>> BEGIN

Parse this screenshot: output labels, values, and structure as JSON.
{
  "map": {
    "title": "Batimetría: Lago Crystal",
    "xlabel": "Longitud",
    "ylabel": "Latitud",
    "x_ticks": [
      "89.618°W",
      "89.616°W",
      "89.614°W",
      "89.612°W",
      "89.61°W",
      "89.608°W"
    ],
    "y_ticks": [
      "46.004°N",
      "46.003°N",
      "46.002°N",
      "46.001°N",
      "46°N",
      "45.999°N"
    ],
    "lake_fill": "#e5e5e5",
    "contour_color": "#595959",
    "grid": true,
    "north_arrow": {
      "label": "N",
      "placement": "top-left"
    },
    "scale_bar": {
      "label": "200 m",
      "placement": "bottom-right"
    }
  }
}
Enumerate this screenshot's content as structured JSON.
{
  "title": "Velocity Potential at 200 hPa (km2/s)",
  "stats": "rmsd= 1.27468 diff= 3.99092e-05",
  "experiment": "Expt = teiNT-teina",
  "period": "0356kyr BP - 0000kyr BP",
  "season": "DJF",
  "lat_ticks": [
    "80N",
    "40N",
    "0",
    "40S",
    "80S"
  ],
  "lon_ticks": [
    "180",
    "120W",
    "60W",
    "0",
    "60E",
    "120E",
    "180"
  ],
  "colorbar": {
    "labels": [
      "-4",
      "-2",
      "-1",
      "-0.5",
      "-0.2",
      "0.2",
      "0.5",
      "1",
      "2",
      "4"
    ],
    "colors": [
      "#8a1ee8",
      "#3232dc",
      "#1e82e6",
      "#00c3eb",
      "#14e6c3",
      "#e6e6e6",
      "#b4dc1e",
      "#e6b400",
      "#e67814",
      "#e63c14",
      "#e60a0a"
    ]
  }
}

>> END

Copy each line of the listing in which the word "this" can be found.

Parse this screenshot: output labels, values, and structure as JSON.
Enumerate this screenshot's content as structured JSON.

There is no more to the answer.